### Exercise inputs

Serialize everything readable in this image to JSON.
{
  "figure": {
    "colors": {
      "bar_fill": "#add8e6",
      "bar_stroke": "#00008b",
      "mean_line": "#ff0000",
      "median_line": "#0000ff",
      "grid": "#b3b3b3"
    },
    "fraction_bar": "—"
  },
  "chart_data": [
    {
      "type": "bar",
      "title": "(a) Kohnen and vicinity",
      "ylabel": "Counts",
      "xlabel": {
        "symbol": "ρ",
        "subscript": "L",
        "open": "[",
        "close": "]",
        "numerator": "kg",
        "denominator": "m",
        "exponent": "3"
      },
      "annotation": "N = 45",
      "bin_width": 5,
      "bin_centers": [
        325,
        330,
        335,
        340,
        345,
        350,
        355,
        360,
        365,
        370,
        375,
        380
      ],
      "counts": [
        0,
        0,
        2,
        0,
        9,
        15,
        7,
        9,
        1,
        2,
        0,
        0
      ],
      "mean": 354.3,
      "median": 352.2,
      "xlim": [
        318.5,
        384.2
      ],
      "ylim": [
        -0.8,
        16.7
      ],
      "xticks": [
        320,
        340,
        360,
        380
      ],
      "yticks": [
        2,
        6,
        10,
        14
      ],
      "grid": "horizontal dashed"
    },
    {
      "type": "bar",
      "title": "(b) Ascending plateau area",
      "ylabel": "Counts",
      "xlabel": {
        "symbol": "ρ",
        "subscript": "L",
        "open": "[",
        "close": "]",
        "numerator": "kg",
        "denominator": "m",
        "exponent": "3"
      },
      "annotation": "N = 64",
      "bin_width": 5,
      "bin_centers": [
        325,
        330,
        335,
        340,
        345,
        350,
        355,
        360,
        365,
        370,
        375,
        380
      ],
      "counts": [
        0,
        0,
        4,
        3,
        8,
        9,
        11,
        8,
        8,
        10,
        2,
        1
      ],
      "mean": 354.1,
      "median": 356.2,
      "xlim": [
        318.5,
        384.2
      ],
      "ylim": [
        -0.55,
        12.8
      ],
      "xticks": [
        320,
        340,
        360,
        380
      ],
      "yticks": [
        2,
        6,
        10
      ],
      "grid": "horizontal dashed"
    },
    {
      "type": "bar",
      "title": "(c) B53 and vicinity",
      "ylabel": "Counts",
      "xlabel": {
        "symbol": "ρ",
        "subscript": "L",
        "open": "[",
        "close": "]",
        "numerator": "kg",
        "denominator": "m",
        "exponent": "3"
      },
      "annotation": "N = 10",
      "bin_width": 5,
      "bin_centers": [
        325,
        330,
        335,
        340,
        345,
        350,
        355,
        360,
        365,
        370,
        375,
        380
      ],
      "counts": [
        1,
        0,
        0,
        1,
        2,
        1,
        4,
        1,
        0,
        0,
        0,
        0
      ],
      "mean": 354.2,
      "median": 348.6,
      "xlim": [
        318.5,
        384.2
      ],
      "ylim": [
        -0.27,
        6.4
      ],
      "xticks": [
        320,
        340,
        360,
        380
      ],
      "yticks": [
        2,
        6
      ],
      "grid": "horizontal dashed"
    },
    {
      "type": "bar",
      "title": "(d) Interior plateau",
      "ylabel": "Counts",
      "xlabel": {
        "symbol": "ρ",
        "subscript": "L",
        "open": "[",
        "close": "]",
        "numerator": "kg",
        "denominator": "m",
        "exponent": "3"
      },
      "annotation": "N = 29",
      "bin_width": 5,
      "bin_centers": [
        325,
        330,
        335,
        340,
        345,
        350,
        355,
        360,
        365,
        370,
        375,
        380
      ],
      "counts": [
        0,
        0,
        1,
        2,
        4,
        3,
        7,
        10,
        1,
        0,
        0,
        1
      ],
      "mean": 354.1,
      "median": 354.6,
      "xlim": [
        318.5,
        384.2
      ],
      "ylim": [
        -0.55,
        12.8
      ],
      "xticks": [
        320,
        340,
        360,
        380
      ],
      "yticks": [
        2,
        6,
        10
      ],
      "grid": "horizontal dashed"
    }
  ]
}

######

Write down every line of the data exactly as it appears above.

• _In response_:
Serialize everything readable in this image to JSON.
{
  "figure": {
    "colors": {
      "bar_fill": "#add8e6",
      "bar_stroke": "#00008b",
      "mean_line": "#ff0000",
      "median_line": "#0000ff",
      "grid": "#b3b3b3"
    },
    "fraction_bar": "—"
  },
  "chart_data": [
    {
      "type": "bar",
      "title": "(a) Kohnen and vicinity",
      "ylabel": "Counts",
      "xlabel": {
        "symbol": "ρ",
        "subscript": "L",
        "open": "[",
        "close": "]",
        "numerator": "kg",
        "denominator": "m",
        "exponent": "3"
      },
      "annotation": "N = 45",
      "bin_width": 5,
      "bin_centers": [
        325,
        330,
        335,
        340,
        345,
        350,
        355,
        360,
        365,
        370,
        375,
        380
      ],
      "counts": [
        0,
        0,
        2,
        0,
        9,
        15,
        7,
        9,
        1,
        2,
        0,
        0
      ],
      "mean": 354.3,
      "median": 352.2,
      "xlim": [
        318.5,
        384.2
      ],
      "ylim": [
        -0.8,
        16.7
      ],
      "xticks": [
        320,
        340,
        360,
        380
      ],
      "yticks": [
        2,
        6,
        10,
        14
      ],
      "grid": "horizontal dashed"
    },
    {
      "type": "bar",
      "title": "(b) Ascending plateau area",
      "ylabel": "Counts",
      "xlabel": {
        "symbol": "ρ",
        "subscript": "L",
        "open": "[",
        "close": "]",
        "numerator": "kg",
        "denominator": "m",
        "exponent": "3"
      },
      "annotation": "N = 64",
      "bin_width": 5,
      "bin_centers": [
        325,
        330,
        335,
        340,
        345,
        350,
        355,
        360,
        365,
        370,
        375,
        380
      ],
      "counts": [
        0,
        0,
        4,
        3,
        8,
        9,
        11,
        8,
        8,
        10,
        2,
        1
      ],
      "mean": 354.1,
      "median": 356.2,
      "xlim": [
        318.5,
        384.2
      ],
      "ylim": [
        -0.55,
        12.8
      ],
      "xticks": [
        320,
        340,
        360,
        380
      ],
      "yticks": [
        2,
        6,
        10
      ],
      "grid": "horizontal dashed"
    },
    {
      "type": "bar",
      "title": "(c) B53 and vicinity",
      "ylabel": "Counts",
      "xlabel": {
        "symbol": "ρ",
        "subscript": "L",
        "open": "[",
        "close": "]",
        "numerator": "kg",
        "denominator": "m",
        "exponent": "3"
      },
      "annotation": "N = 10",
      "bin_width": 5,
      "bin_centers": [
        325,
        330,
        335,
        340,
        345,
        350,
        355,
        360,
        365,
        370,
        375,
        380
      ],
      "counts": [
        1,
        0,
        0,
        1,
        2,
        1,
        4,
        1,
        0,
        0,
        0,
        0
      ],
      "mean": 354.2,
      "median": 348.6,
      "xlim": [
        318.5,
        384.2
      ],
      "ylim": [
        -0.27,
        6.4
      ],
      "xticks": [
        320,
        340,
        360,
        380
      ],
      "yticks": [
        2,
        6
      ],
      "grid": "horizontal dashed"
    },
    {
      "type": "bar",
      "title": "(d) Interior plateau",
      "ylabel": "Counts",
      "xlabel": {
        "symbol": "ρ",
        "subscript": "L",
        "open": "[",
        "close": "]",
        "numerator": "kg",
        "denominator": "m",
        "exponent": "3"
      },
      "annotation": "N = 29",
      "bin_width": 5,
      "bin_centers": [
        325,
        330,
        335,
        340,
        345,
        350,
        355,
        360,
        365,
        370,
        375,
        380
      ],
      "counts": [
        0,
        0,
        1,
        2,
        4,
        3,
        7,
        10,
        1,
        0,
        0,
        1
      ],
      "mean": 354.1,
      "median": 354.6,
      "xlim": [
        318.5,
        384.2
      ],
      "ylim": [
        -0.55,
        12.8
      ],
      "xticks": [
        320,
        340,
        360,
        380
      ],
      "yticks": [
        2,
        6,
        10
      ],
      "grid": "horizontal dashed"
    }
  ]
}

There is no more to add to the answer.